__DIRECTIVE__
Pull out every line with the word "JSON" from the entries below.

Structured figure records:
::::::

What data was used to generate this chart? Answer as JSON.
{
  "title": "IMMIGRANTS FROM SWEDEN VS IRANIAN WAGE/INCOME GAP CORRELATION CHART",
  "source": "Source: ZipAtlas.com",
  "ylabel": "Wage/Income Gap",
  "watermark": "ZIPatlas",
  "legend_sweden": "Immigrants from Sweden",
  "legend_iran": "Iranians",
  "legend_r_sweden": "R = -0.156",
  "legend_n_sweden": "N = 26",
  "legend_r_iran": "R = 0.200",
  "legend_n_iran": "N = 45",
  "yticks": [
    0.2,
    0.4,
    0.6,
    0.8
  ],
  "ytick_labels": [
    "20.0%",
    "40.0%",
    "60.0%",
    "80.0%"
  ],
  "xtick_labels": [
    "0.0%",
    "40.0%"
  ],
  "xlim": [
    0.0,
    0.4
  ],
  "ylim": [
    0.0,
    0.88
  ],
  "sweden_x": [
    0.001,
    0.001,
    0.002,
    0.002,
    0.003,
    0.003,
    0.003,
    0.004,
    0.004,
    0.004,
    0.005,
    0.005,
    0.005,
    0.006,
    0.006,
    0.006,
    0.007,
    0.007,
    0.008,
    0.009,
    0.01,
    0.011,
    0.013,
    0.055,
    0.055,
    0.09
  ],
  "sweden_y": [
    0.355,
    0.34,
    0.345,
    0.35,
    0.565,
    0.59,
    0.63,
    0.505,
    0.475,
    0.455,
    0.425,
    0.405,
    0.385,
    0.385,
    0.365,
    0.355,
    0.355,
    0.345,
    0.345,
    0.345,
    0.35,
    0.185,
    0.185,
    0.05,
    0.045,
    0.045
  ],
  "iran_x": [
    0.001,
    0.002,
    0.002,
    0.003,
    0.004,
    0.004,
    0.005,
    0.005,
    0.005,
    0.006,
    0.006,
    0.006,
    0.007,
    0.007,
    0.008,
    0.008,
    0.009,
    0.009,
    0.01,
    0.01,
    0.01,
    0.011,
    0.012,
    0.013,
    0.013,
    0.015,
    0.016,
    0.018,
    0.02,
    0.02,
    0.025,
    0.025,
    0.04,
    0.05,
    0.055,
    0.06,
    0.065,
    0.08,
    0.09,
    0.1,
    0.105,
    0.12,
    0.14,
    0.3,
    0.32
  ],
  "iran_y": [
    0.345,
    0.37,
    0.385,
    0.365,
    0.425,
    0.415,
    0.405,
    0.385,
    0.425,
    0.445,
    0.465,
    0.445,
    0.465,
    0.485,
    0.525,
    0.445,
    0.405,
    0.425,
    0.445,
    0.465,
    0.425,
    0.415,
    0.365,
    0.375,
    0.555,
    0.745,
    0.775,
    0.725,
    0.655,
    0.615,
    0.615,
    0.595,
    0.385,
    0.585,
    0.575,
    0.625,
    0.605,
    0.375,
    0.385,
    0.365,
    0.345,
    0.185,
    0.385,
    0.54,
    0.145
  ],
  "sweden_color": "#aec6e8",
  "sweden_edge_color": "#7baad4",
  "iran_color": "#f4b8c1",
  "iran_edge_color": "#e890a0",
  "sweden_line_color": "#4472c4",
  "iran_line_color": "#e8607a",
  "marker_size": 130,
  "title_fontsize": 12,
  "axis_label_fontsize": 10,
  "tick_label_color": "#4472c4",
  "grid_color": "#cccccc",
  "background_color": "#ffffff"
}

::::::

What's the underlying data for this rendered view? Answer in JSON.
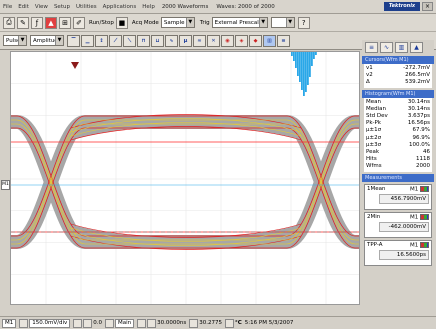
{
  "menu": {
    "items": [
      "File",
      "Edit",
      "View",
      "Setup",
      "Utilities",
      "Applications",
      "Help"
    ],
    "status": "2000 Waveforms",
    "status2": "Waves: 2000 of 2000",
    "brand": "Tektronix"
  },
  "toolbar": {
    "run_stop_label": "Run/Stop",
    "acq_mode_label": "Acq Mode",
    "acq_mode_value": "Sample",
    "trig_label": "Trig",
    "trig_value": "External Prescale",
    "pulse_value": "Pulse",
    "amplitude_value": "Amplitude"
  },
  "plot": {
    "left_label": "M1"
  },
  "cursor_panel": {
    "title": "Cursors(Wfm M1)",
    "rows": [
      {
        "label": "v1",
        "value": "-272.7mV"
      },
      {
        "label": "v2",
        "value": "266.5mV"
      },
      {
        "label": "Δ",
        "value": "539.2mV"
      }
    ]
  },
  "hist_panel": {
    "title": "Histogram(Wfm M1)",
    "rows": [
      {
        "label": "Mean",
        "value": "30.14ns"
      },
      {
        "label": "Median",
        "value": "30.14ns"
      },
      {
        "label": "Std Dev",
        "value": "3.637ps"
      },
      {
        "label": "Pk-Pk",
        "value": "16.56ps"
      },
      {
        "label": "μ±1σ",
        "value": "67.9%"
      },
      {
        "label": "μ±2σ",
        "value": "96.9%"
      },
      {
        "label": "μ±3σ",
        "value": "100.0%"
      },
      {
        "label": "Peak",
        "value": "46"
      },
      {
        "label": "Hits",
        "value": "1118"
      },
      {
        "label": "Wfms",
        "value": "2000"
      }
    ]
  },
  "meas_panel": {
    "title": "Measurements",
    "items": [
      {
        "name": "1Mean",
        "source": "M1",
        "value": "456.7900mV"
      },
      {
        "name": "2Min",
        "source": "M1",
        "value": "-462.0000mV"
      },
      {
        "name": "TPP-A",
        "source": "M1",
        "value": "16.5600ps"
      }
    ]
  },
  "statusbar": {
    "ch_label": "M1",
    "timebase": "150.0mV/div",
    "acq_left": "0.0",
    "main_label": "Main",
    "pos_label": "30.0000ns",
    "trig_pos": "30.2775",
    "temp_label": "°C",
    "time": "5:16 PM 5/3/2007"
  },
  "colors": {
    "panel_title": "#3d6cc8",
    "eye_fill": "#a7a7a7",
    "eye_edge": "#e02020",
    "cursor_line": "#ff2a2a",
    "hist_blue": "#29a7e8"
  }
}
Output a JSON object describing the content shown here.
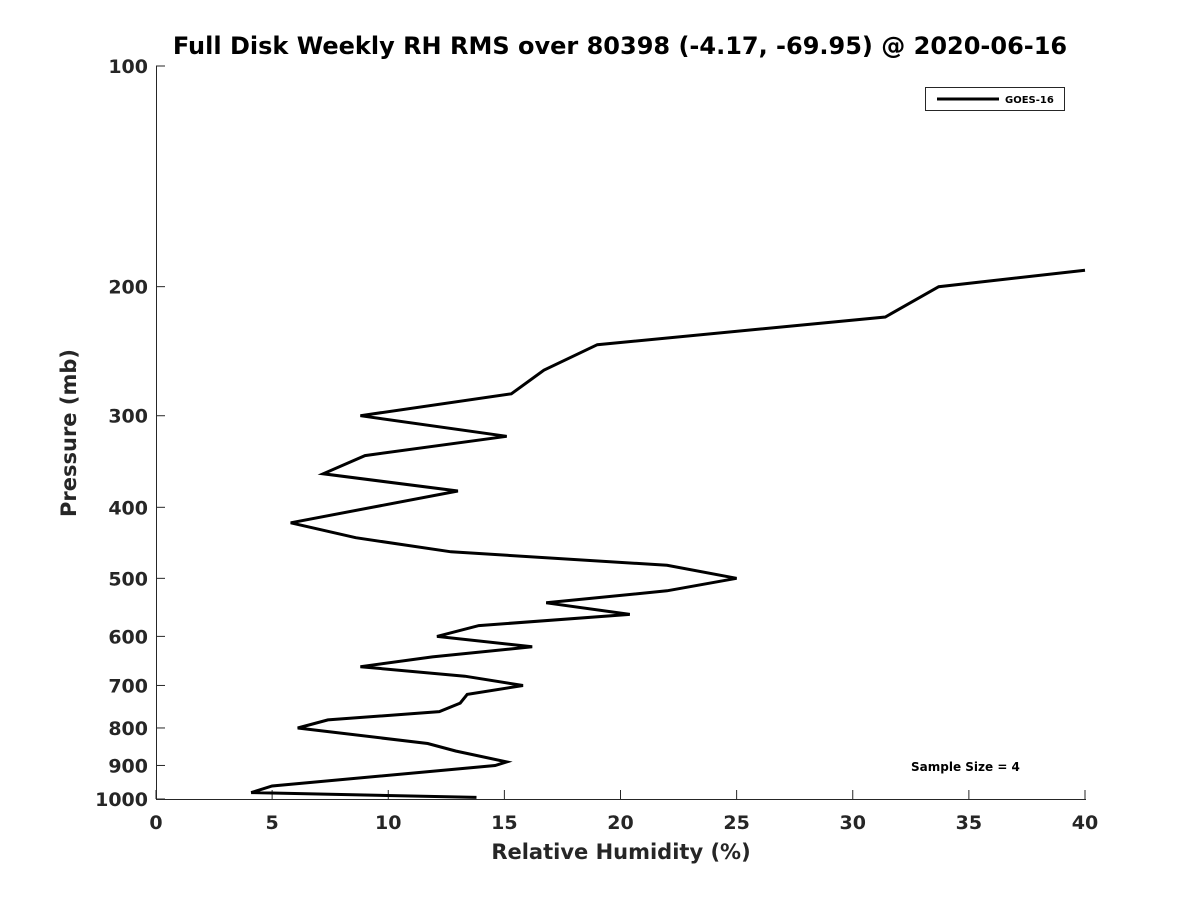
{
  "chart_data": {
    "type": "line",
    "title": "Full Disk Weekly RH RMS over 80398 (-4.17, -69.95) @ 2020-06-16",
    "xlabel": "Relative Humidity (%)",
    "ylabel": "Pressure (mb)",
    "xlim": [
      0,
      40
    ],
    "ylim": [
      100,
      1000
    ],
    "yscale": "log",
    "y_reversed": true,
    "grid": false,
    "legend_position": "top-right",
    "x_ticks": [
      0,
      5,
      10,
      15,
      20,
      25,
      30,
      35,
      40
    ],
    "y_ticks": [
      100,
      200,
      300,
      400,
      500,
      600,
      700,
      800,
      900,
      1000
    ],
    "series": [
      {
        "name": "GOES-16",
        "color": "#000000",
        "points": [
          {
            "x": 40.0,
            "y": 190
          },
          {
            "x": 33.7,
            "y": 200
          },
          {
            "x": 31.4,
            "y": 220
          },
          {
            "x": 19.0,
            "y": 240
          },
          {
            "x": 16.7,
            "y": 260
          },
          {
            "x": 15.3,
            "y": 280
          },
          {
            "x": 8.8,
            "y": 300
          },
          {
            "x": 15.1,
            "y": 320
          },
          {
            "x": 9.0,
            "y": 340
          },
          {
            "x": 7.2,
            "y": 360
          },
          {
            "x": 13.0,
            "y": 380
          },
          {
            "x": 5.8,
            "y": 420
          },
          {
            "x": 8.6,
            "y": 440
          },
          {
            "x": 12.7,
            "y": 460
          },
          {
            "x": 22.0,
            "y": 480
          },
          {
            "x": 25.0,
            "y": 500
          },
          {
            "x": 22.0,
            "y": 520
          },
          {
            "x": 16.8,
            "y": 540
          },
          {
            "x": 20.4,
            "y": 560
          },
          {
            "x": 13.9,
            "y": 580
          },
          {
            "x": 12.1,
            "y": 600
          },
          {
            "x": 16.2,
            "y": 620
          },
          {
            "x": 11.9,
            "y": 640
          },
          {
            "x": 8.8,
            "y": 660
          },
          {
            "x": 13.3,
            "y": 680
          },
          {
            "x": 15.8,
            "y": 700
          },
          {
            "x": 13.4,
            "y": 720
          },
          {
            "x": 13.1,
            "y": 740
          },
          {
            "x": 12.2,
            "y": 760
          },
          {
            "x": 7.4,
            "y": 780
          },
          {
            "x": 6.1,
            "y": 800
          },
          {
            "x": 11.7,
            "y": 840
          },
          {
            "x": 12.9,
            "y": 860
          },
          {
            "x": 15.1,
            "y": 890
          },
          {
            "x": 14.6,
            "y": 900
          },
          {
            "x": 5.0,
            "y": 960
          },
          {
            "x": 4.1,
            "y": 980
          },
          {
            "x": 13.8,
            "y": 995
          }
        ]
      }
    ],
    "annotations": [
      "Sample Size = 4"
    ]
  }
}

::::::

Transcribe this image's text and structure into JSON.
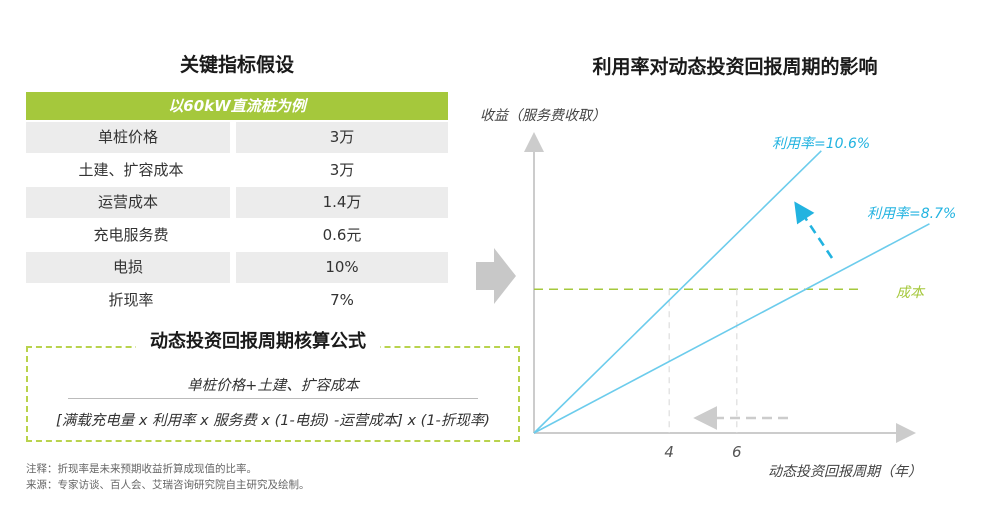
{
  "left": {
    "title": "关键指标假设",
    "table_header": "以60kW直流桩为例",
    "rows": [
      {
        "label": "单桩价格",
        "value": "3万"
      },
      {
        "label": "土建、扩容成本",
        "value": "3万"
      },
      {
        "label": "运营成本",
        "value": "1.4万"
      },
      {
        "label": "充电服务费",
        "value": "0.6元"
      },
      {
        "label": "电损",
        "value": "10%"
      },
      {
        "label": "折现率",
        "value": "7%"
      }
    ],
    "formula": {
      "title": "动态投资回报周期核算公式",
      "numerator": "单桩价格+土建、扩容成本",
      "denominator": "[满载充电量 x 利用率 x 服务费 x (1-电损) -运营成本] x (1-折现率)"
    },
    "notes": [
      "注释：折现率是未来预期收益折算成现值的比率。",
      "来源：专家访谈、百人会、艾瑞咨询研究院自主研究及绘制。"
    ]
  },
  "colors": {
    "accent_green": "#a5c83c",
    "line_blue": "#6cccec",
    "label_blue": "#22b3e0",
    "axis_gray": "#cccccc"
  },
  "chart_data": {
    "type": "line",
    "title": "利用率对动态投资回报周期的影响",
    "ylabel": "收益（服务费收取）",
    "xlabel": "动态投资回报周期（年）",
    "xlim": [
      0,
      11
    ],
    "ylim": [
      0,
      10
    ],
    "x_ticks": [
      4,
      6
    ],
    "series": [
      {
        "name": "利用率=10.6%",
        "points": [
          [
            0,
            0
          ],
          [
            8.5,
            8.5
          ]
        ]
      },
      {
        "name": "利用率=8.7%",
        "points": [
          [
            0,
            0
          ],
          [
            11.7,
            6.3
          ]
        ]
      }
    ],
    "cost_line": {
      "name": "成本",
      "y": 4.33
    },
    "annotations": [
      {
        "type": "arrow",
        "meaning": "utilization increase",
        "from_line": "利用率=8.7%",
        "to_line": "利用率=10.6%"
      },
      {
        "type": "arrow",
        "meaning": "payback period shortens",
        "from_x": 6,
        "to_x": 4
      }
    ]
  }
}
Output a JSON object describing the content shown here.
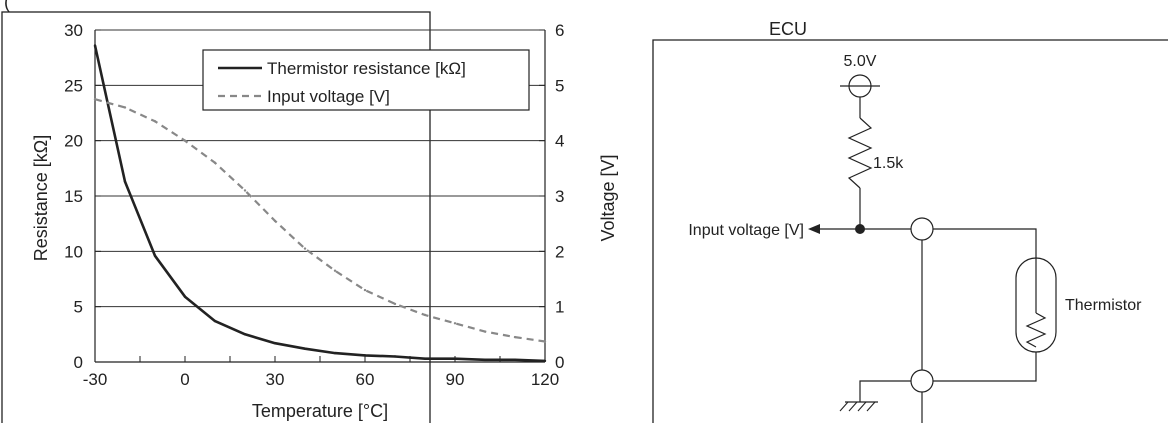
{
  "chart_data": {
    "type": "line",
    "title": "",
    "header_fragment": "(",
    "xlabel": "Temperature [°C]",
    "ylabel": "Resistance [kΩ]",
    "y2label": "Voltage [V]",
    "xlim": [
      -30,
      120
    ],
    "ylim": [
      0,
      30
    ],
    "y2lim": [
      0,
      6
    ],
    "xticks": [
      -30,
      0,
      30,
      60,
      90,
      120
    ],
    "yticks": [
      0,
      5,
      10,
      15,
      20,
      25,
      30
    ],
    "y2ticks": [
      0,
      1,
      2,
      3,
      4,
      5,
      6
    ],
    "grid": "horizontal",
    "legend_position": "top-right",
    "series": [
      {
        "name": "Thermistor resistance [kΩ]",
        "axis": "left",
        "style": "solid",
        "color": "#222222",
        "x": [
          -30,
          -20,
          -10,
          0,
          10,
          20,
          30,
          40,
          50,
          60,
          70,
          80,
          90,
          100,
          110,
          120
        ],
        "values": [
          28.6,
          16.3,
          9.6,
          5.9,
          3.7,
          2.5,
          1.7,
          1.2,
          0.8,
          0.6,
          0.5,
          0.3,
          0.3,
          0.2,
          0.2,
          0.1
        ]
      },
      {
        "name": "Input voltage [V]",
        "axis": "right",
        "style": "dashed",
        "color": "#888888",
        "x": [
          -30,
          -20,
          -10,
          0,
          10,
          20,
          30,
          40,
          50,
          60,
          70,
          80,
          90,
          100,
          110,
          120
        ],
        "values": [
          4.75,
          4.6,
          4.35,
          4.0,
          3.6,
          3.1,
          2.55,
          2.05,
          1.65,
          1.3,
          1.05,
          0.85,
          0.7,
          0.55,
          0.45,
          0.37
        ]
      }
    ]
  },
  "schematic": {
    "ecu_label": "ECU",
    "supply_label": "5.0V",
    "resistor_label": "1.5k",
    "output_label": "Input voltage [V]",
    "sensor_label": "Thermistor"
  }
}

::::::

__SOLUTION FOR THIS EXERCISE__
What data was used to generate this chart? Answer as JSON.
What's the underlying data for this rendered view? Answer in JSON.
Output a JSON object describing the content shown here.
Transcribe this image's text and structure into JSON.
Output a JSON object describing the content shown here.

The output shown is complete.